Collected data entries
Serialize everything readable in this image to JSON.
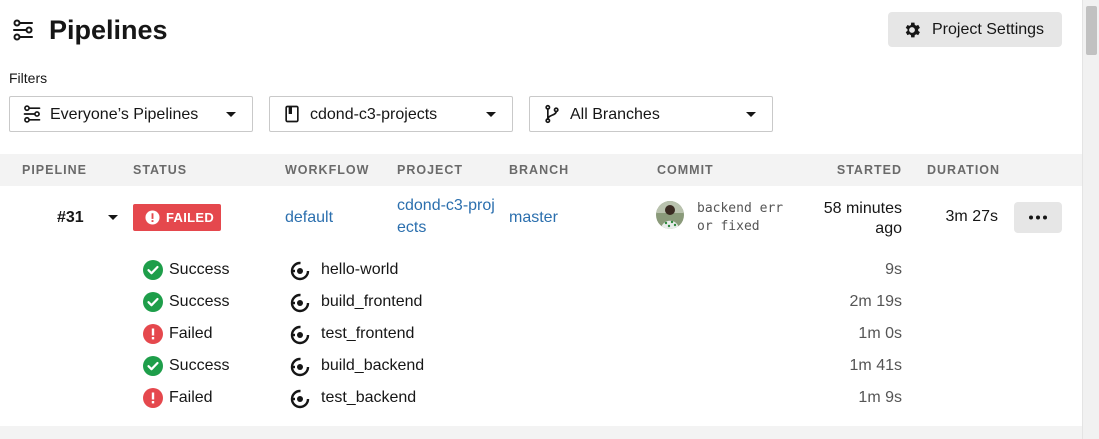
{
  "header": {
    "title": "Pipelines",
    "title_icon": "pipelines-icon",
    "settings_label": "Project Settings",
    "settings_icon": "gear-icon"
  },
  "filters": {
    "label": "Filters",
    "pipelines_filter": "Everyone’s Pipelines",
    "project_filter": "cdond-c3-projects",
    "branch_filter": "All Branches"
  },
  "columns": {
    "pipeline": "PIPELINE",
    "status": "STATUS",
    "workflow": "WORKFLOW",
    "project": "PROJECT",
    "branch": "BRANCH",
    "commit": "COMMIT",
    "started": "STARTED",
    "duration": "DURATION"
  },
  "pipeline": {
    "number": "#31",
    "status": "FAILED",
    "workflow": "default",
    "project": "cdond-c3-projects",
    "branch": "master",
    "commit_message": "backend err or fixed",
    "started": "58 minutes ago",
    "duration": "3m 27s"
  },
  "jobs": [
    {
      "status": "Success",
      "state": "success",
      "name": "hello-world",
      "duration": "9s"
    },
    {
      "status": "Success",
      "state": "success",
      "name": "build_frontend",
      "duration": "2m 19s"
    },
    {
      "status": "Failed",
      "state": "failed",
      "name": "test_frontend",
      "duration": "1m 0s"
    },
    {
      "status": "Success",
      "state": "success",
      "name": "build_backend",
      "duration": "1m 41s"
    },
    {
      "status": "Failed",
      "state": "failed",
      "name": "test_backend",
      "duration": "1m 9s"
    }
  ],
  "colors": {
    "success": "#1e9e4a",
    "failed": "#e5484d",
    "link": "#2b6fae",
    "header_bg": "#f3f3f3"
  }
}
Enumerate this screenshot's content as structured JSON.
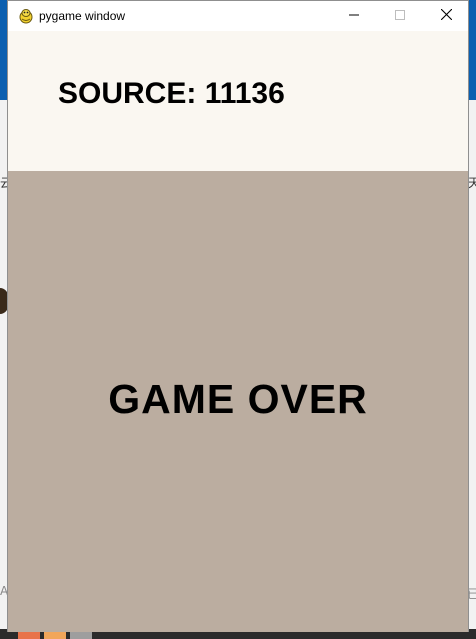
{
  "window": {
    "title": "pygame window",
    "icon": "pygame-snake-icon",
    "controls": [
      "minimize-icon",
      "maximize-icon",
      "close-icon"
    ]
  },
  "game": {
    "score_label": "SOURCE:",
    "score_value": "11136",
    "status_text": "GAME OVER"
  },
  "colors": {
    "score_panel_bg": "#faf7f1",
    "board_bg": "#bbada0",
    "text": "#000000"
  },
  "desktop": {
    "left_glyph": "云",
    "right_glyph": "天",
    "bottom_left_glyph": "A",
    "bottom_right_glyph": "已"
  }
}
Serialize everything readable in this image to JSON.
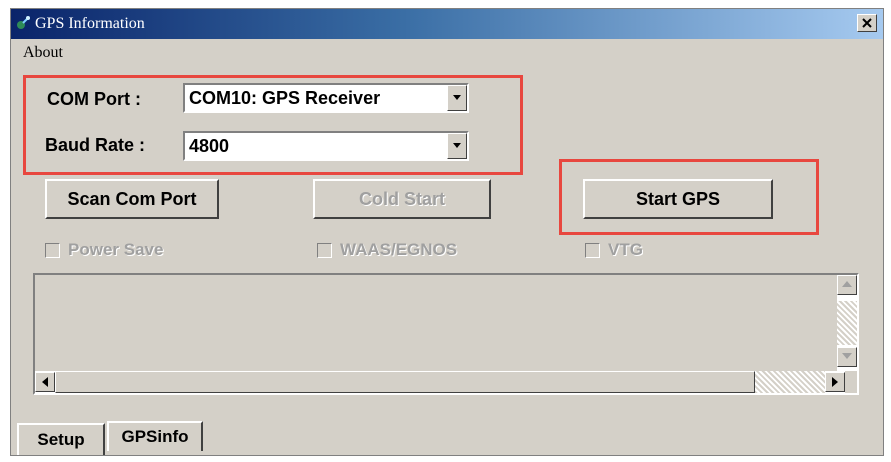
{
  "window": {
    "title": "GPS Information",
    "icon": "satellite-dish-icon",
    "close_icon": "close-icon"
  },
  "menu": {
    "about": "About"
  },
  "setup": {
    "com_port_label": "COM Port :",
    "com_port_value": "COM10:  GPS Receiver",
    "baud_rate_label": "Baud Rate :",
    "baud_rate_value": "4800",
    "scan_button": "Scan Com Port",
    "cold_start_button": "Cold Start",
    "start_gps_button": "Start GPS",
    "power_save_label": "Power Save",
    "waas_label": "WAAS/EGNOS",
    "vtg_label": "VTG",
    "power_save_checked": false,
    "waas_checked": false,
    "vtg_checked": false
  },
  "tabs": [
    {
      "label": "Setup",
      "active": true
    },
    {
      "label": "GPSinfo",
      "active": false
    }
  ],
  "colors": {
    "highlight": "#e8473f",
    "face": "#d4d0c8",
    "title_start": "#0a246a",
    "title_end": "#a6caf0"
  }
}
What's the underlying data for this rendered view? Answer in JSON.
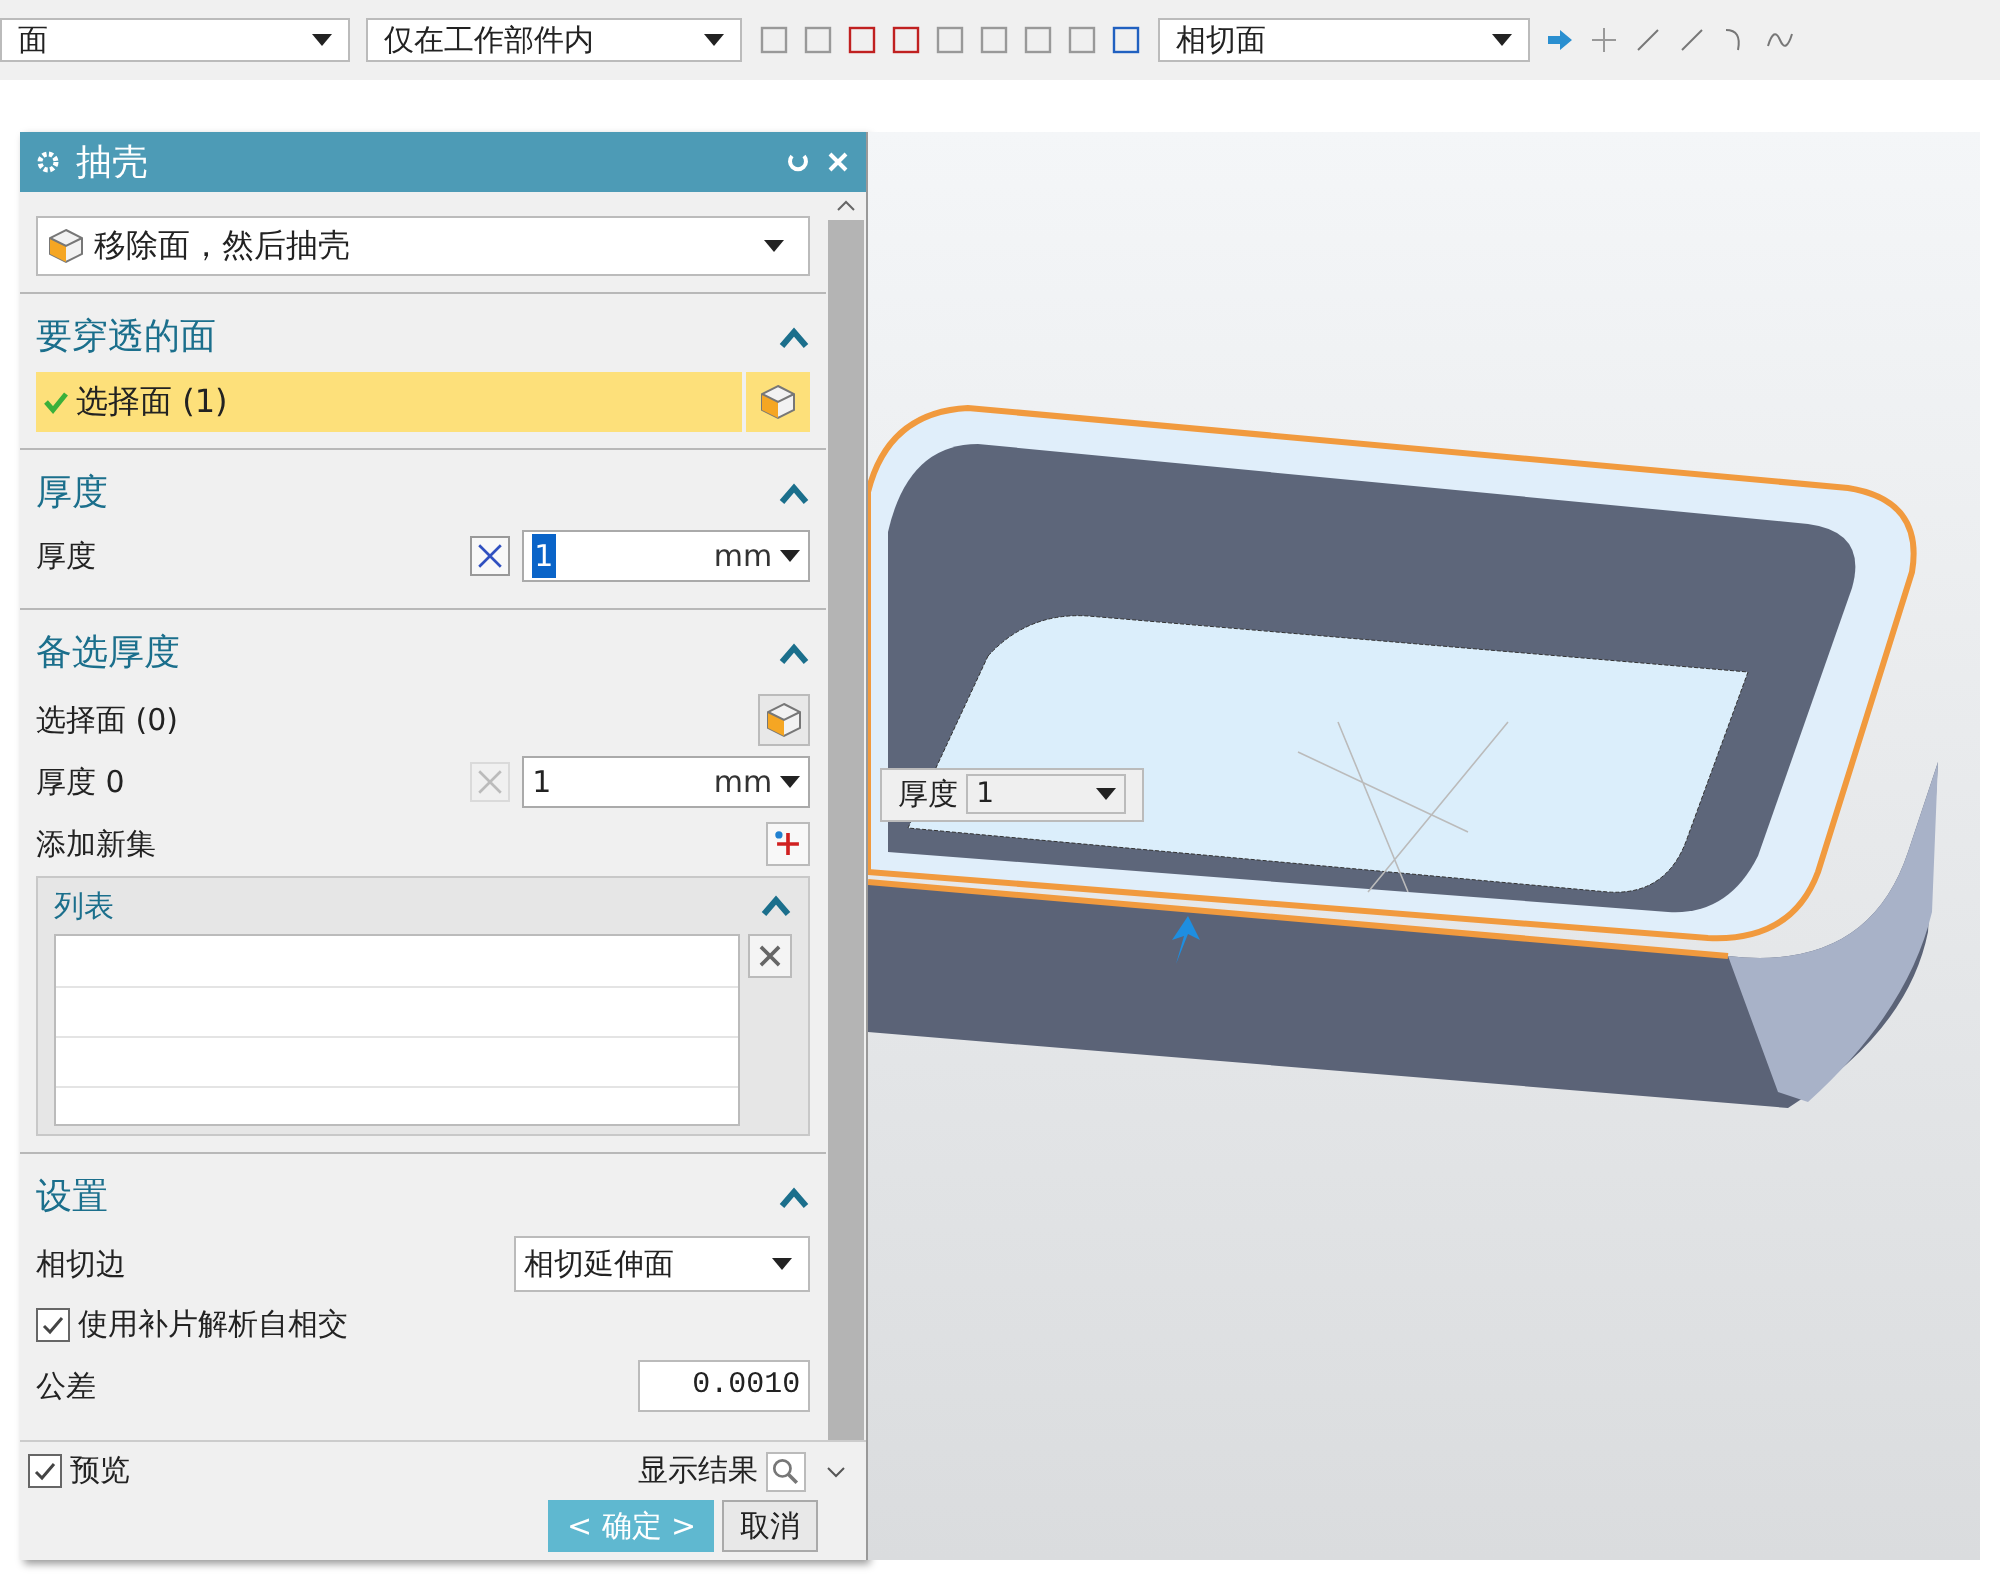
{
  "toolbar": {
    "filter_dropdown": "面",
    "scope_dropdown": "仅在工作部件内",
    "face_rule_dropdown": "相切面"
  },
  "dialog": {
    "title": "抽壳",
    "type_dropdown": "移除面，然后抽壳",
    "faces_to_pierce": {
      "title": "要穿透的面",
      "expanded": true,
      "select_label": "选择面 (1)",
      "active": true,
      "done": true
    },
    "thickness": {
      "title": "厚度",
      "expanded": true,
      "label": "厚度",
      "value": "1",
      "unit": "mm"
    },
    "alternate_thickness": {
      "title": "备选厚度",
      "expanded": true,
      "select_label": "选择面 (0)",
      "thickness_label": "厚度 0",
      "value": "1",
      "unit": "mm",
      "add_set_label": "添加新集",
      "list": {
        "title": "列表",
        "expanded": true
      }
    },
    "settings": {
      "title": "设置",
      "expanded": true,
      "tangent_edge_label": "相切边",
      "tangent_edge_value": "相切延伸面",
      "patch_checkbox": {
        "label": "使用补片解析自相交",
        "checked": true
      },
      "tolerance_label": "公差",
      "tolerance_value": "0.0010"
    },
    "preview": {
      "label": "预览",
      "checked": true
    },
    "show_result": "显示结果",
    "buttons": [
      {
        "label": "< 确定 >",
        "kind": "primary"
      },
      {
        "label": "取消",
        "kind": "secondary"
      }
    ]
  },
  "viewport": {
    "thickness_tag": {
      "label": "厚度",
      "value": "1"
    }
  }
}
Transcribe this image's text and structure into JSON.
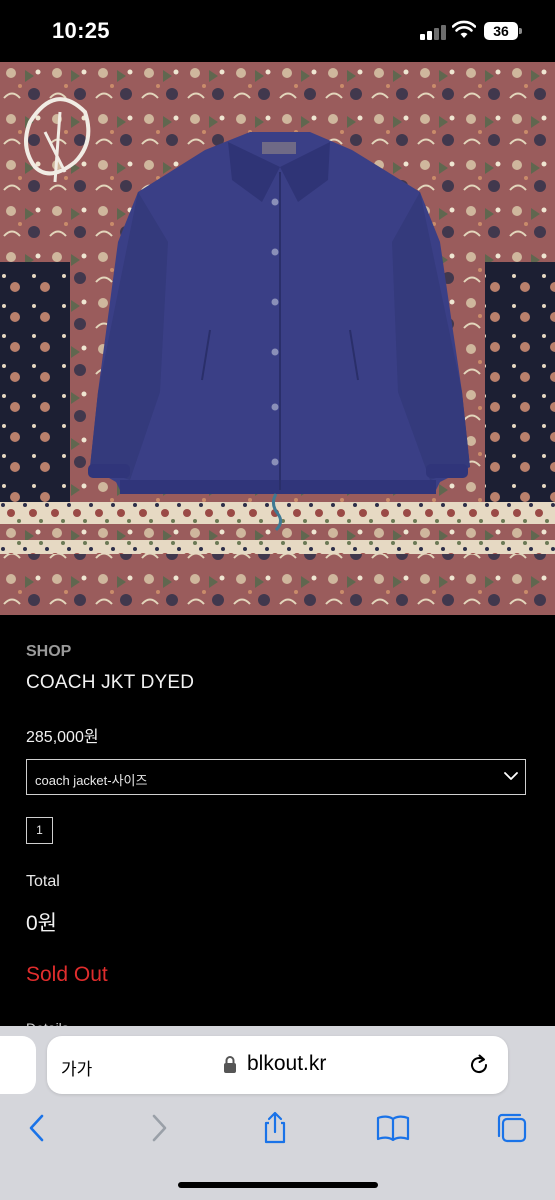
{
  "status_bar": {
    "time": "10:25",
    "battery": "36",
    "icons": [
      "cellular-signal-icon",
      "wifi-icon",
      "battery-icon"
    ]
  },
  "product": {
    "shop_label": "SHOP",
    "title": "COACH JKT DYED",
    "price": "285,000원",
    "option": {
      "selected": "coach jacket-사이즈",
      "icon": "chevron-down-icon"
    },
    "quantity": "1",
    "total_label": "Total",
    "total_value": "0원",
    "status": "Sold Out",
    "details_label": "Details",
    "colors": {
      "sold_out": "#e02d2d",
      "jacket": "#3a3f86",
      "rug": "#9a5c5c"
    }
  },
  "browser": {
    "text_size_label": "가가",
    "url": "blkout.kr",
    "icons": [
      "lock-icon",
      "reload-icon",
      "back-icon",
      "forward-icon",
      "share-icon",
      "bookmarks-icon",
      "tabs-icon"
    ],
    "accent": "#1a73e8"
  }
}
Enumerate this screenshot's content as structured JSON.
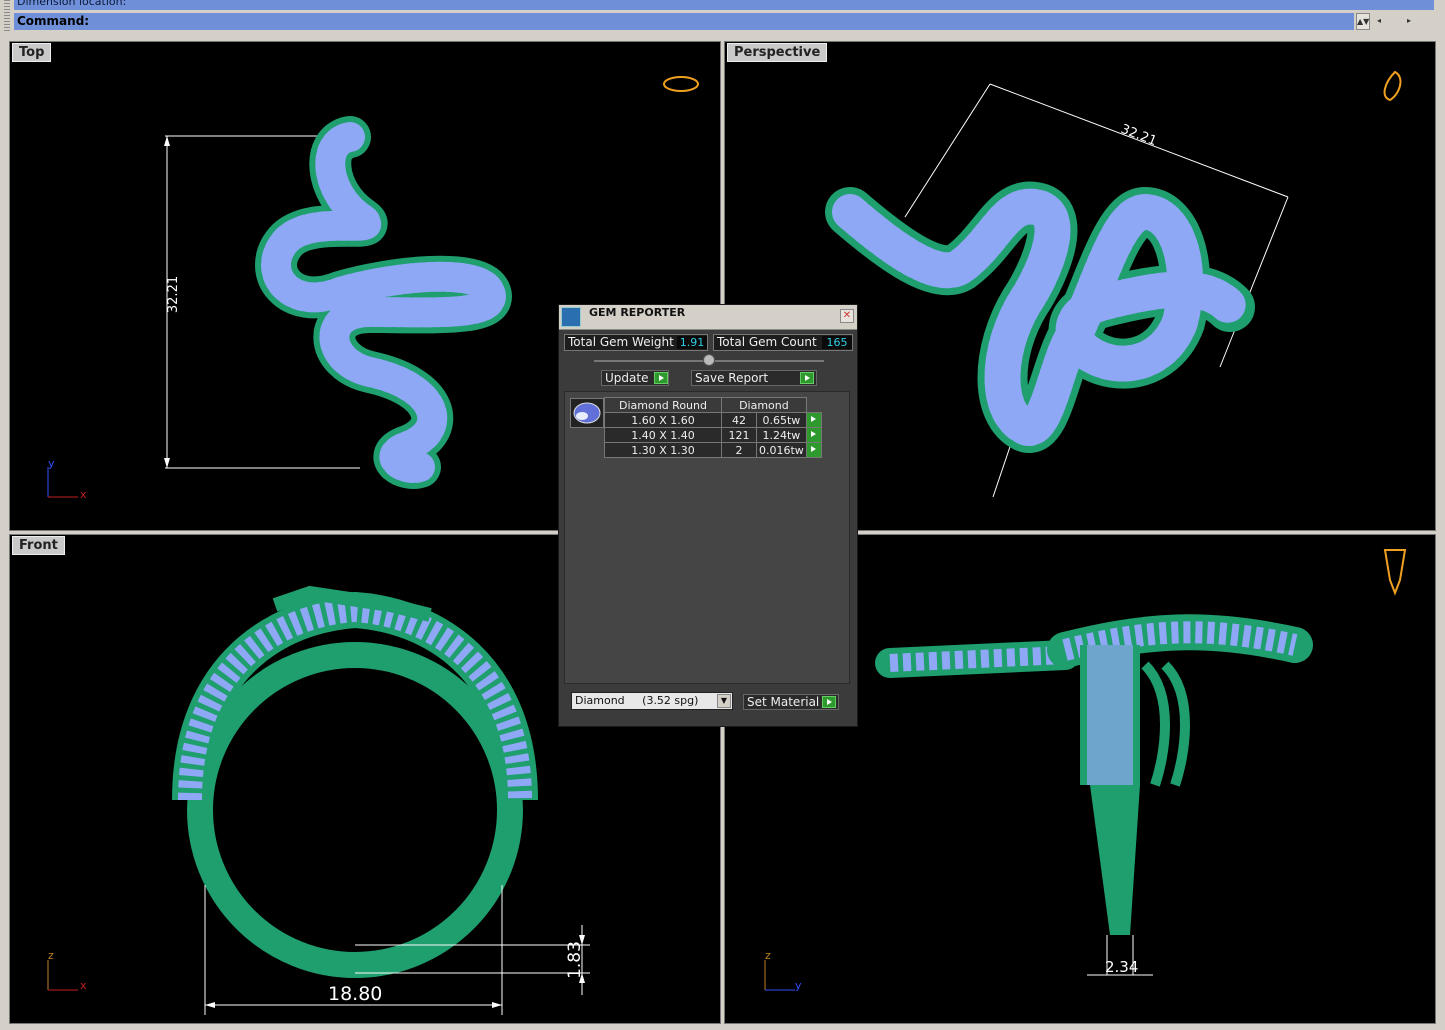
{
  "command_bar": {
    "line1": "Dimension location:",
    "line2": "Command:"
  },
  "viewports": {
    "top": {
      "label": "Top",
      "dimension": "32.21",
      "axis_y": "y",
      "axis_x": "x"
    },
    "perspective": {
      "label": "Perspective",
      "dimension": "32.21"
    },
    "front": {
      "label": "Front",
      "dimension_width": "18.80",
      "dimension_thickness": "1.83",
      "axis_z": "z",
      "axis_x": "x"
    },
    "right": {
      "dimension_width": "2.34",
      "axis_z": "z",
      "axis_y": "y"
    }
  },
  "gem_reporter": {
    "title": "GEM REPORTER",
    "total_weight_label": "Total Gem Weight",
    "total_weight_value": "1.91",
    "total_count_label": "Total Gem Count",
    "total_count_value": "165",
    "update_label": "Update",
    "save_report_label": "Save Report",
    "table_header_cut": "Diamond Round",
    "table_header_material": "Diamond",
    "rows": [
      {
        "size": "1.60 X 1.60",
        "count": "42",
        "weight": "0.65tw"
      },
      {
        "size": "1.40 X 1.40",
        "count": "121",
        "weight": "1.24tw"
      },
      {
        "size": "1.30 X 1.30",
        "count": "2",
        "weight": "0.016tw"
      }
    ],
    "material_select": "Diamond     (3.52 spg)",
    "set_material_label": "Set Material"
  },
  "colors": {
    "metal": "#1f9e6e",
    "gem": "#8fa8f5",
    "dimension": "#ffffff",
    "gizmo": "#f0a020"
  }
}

__What you are asked to do__. Each line containing the word "true" counts once; say how many such lines there are, giving only the number.

__The solution__. 10